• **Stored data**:
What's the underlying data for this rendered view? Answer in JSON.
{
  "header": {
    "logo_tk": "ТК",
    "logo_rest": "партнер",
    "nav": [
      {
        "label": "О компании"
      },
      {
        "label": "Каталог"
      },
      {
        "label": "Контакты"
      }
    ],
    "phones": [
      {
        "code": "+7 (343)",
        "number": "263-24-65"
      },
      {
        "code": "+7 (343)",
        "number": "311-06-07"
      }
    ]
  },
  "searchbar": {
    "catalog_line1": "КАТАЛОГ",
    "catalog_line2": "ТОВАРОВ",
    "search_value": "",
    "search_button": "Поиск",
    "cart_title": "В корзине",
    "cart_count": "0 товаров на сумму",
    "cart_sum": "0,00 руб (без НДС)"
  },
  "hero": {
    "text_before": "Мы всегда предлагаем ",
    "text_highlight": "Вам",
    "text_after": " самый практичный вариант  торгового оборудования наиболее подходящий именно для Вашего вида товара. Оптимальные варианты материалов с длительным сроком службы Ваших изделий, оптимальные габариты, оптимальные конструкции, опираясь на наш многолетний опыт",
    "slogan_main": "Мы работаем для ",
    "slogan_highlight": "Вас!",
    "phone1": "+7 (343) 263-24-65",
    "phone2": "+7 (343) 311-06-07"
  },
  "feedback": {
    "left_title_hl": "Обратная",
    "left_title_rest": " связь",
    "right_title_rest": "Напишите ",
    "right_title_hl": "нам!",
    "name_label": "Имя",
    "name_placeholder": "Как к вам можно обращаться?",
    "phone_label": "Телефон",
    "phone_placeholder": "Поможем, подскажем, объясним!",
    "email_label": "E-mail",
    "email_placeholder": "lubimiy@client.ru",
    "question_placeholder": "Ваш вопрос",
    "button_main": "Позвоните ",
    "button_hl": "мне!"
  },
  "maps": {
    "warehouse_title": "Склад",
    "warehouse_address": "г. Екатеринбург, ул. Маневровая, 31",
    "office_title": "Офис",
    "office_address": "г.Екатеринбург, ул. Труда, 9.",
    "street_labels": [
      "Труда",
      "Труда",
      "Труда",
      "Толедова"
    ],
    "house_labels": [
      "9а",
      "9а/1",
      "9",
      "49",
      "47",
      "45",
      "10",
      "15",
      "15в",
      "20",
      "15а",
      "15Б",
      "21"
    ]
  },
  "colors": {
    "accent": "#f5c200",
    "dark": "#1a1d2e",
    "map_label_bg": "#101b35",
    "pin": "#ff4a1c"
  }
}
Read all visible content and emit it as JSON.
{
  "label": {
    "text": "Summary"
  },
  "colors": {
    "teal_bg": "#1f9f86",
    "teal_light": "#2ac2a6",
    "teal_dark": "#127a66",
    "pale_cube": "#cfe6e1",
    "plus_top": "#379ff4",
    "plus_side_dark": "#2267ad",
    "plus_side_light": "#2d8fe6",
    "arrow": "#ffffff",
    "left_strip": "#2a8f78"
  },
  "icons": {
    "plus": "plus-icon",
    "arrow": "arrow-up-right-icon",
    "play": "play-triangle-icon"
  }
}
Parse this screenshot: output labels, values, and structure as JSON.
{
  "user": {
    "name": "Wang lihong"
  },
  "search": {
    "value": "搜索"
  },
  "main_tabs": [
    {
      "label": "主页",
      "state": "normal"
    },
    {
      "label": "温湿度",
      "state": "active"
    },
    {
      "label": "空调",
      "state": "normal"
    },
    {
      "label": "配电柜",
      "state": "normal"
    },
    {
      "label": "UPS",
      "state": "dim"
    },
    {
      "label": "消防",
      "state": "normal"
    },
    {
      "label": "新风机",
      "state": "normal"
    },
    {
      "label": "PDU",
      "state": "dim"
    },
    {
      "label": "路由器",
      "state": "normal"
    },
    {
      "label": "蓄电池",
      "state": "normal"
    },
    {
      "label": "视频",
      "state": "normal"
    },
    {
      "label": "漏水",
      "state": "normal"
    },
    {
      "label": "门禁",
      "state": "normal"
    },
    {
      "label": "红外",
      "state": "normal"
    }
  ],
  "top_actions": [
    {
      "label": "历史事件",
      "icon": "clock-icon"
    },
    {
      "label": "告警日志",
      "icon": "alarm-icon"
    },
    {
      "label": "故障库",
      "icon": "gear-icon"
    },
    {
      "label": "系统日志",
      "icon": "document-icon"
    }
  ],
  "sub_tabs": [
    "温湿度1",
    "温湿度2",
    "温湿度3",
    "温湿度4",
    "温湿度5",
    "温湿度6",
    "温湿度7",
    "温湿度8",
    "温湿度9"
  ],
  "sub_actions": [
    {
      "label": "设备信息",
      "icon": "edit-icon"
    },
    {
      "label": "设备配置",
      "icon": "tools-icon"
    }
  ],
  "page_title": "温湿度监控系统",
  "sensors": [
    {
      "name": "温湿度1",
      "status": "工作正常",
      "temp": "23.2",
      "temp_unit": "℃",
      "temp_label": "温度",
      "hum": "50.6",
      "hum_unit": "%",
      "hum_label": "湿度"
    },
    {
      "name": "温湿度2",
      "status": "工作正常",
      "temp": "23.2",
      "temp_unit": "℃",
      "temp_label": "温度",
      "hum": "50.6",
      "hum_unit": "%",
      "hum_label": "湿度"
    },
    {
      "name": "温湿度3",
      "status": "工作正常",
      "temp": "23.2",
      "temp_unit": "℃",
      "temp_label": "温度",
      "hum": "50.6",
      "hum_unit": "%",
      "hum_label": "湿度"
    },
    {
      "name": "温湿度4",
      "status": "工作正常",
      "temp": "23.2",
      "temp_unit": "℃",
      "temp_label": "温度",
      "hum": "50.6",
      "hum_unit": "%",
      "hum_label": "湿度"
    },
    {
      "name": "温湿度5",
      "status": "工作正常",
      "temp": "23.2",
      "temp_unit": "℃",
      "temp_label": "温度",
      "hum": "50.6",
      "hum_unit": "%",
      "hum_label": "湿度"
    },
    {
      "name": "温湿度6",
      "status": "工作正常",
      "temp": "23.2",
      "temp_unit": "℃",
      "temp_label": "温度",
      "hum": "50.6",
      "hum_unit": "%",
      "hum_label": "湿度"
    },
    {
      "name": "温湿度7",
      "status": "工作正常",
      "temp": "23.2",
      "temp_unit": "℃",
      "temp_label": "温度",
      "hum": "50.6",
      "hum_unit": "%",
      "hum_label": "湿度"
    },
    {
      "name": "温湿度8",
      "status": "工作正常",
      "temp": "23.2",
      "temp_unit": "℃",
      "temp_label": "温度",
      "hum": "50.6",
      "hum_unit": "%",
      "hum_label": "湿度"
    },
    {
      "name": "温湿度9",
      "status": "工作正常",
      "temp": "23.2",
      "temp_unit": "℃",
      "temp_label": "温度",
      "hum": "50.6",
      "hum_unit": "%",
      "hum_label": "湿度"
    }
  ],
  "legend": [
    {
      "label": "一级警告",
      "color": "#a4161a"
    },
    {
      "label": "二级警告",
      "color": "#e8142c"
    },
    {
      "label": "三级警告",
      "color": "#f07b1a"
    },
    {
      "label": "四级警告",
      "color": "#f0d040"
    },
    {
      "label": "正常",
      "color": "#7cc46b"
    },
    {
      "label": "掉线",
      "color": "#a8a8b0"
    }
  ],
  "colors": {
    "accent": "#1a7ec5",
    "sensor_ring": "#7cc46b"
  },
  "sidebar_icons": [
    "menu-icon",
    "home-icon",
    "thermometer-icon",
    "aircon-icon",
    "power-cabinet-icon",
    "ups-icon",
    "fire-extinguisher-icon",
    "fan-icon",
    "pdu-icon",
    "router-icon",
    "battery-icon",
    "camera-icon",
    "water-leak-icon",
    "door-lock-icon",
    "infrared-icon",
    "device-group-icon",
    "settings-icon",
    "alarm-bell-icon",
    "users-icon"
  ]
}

• **Task statement**:
Your task is to transcribe the listing above in full, exactly as given.

• **Answer to this task**:
What's the underlying data for this rendered view? Answer in JSON.
{
  "header": {
    "logo_tk": "ТК",
    "logo_rest": "партнер",
    "nav": [
      {
        "label": "О компании"
      },
      {
        "label": "Каталог"
      },
      {
        "label": "Контакты"
      }
    ],
    "phones": [
      {
        "code": "+7 (343)",
        "number": "263-24-65"
      },
      {
        "code": "+7 (343)",
        "number": "311-06-07"
      }
    ]
  },
  "searchbar": {
    "catalog_line1": "КАТАЛОГ",
    "catalog_line2": "ТОВАРОВ",
    "search_value": "",
    "search_button": "Поиск",
    "cart_title": "В корзине",
    "cart_count": "0 товаров на сумму",
    "cart_sum": "0,00 руб (без НДС)"
  },
  "hero": {
    "text_before": "Мы всегда предлагаем ",
    "text_highlight": "Вам",
    "text_after": " самый практичный вариант  торгового оборудования наиболее подходящий именно для Вашего вида товара. Оптимальные варианты материалов с длительным сроком службы Ваших изделий, оптимальные габариты, оптимальные конструкции, опираясь на наш многолетний опыт",
    "slogan_main": "Мы работаем для ",
    "slogan_highlight": "Вас!",
    "phone1": "+7 (343) 263-24-65",
    "phone2": "+7 (343) 311-06-07"
  },
  "feedback": {
    "left_title_hl": "Обратная",
    "left_title_rest": " связь",
    "right_title_rest": "Напишите ",
    "right_title_hl": "нам!",
    "name_label": "Имя",
    "name_placeholder": "Как к вам можно обращаться?",
    "phone_label": "Телефон",
    "phone_placeholder": "Поможем, подскажем, объясним!",
    "email_label": "E-mail",
    "email_placeholder": "lubimiy@client.ru",
    "question_placeholder": "Ваш вопрос",
    "button_main": "Позвоните ",
    "button_hl": "мне!"
  },
  "maps": {
    "warehouse_title": "Склад",
    "warehouse_address": "г. Екатеринбург, ул. Маневровая, 31",
    "office_title": "Офис",
    "office_address": "г.Екатеринбург, ул. Труда, 9.",
    "street_labels": [
      "Труда",
      "Труда",
      "Труда",
      "Толедова"
    ],
    "house_labels": [
      "9а",
      "9а/1",
      "9",
      "49",
      "47",
      "45",
      "10",
      "15",
      "15в",
      "20",
      "15а",
      "15Б",
      "21"
    ]
  },
  "colors": {
    "accent": "#f5c200",
    "dark": "#1a1d2e",
    "map_label_bg": "#101b35",
    "pin": "#ff4a1c"
  }
}
Read all visible content and emit it as JSON.
{
  "label": {
    "text": "Summary"
  },
  "colors": {
    "teal_bg": "#1f9f86",
    "teal_light": "#2ac2a6",
    "teal_dark": "#127a66",
    "pale_cube": "#cfe6e1",
    "plus_top": "#379ff4",
    "plus_side_dark": "#2267ad",
    "plus_side_light": "#2d8fe6",
    "arrow": "#ffffff",
    "left_strip": "#2a8f78"
  },
  "icons": {
    "plus": "plus-icon",
    "arrow": "arrow-up-right-icon",
    "play": "play-triangle-icon"
  }
}
Parse this screenshot: output labels, values, and structure as JSON.
{
  "user": {
    "name": "Wang lihong"
  },
  "search": {
    "value": "搜索"
  },
  "main_tabs": [
    {
      "label": "主页",
      "state": "normal"
    },
    {
      "label": "温湿度",
      "state": "active"
    },
    {
      "label": "空调",
      "state": "normal"
    },
    {
      "label": "配电柜",
      "state": "normal"
    },
    {
      "label": "UPS",
      "state": "dim"
    },
    {
      "label": "消防",
      "state": "normal"
    },
    {
      "label": "新风机",
      "state": "normal"
    },
    {
      "label": "PDU",
      "state": "dim"
    },
    {
      "label": "路由器",
      "state": "normal"
    },
    {
      "label": "蓄电池",
      "state": "normal"
    },
    {
      "label": "视频",
      "state": "normal"
    },
    {
      "label": "漏水",
      "state": "normal"
    },
    {
      "label": "门禁",
      "state": "normal"
    },
    {
      "label": "红外",
      "state": "normal"
    }
  ],
  "top_actions": [
    {
      "label": "历史事件",
      "icon": "clock-icon"
    },
    {
      "label": "告警日志",
      "icon": "alarm-icon"
    },
    {
      "label": "故障库",
      "icon": "gear-icon"
    },
    {
      "label": "系统日志",
      "icon": "document-icon"
    }
  ],
  "sub_tabs": [
    "温湿度1",
    "温湿度2",
    "温湿度3",
    "温湿度4",
    "温湿度5",
    "温湿度6",
    "温湿度7",
    "温湿度8",
    "温湿度9"
  ],
  "sub_actions": [
    {
      "label": "设备信息",
      "icon": "edit-icon"
    },
    {
      "label": "设备配置",
      "icon": "tools-icon"
    }
  ],
  "page_title": "温湿度监控系统",
  "sensors": [
    {
      "name": "温湿度1",
      "status": "工作正常",
      "temp": "23.2",
      "temp_unit": "℃",
      "temp_label": "温度",
      "hum": "50.6",
      "hum_unit": "%",
      "hum_label": "湿度"
    },
    {
      "name": "温湿度2",
      "status": "工作正常",
      "temp": "23.2",
      "temp_unit": "℃",
      "temp_label": "温度",
      "hum": "50.6",
      "hum_unit": "%",
      "hum_label": "湿度"
    },
    {
      "name": "温湿度3",
      "status": "工作正常",
      "temp": "23.2",
      "temp_unit": "℃",
      "temp_label": "温度",
      "hum": "50.6",
      "hum_unit": "%",
      "hum_label": "湿度"
    },
    {
      "name": "温湿度4",
      "status": "工作正常",
      "temp": "23.2",
      "temp_unit": "℃",
      "temp_label": "温度",
      "hum": "50.6",
      "hum_unit": "%",
      "hum_label": "湿度"
    },
    {
      "name": "温湿度5",
      "status": "工作正常",
      "temp": "23.2",
      "temp_unit": "℃",
      "temp_label": "温度",
      "hum": "50.6",
      "hum_unit": "%",
      "hum_label": "湿度"
    },
    {
      "name": "温湿度6",
      "status": "工作正常",
      "temp": "23.2",
      "temp_unit": "℃",
      "temp_label": "温度",
      "hum": "50.6",
      "hum_unit": "%",
      "hum_label": "湿度"
    },
    {
      "name": "温湿度7",
      "status": "工作正常",
      "temp": "23.2",
      "temp_unit": "℃",
      "temp_label": "温度",
      "hum": "50.6",
      "hum_unit": "%",
      "hum_label": "湿度"
    },
    {
      "name": "温湿度8",
      "status": "工作正常",
      "temp": "23.2",
      "temp_unit": "℃",
      "temp_label": "温度",
      "hum": "50.6",
      "hum_unit": "%",
      "hum_label": "湿度"
    },
    {
      "name": "温湿度9",
      "status": "工作正常",
      "temp": "23.2",
      "temp_unit": "℃",
      "temp_label": "温度",
      "hum": "50.6",
      "hum_unit": "%",
      "hum_label": "湿度"
    }
  ],
  "legend": [
    {
      "label": "一级警告",
      "color": "#a4161a"
    },
    {
      "label": "二级警告",
      "color": "#e8142c"
    },
    {
      "label": "三级警告",
      "color": "#f07b1a"
    },
    {
      "label": "四级警告",
      "color": "#f0d040"
    },
    {
      "label": "正常",
      "color": "#7cc46b"
    },
    {
      "label": "掉线",
      "color": "#a8a8b0"
    }
  ],
  "colors": {
    "accent": "#1a7ec5",
    "sensor_ring": "#7cc46b"
  },
  "sidebar_icons": [
    "menu-icon",
    "home-icon",
    "thermometer-icon",
    "aircon-icon",
    "power-cabinet-icon",
    "ups-icon",
    "fire-extinguisher-icon",
    "fan-icon",
    "pdu-icon",
    "router-icon",
    "battery-icon",
    "camera-icon",
    "water-leak-icon",
    "door-lock-icon",
    "infrared-icon",
    "device-group-icon",
    "settings-icon",
    "alarm-bell-icon",
    "users-icon"
  ]
}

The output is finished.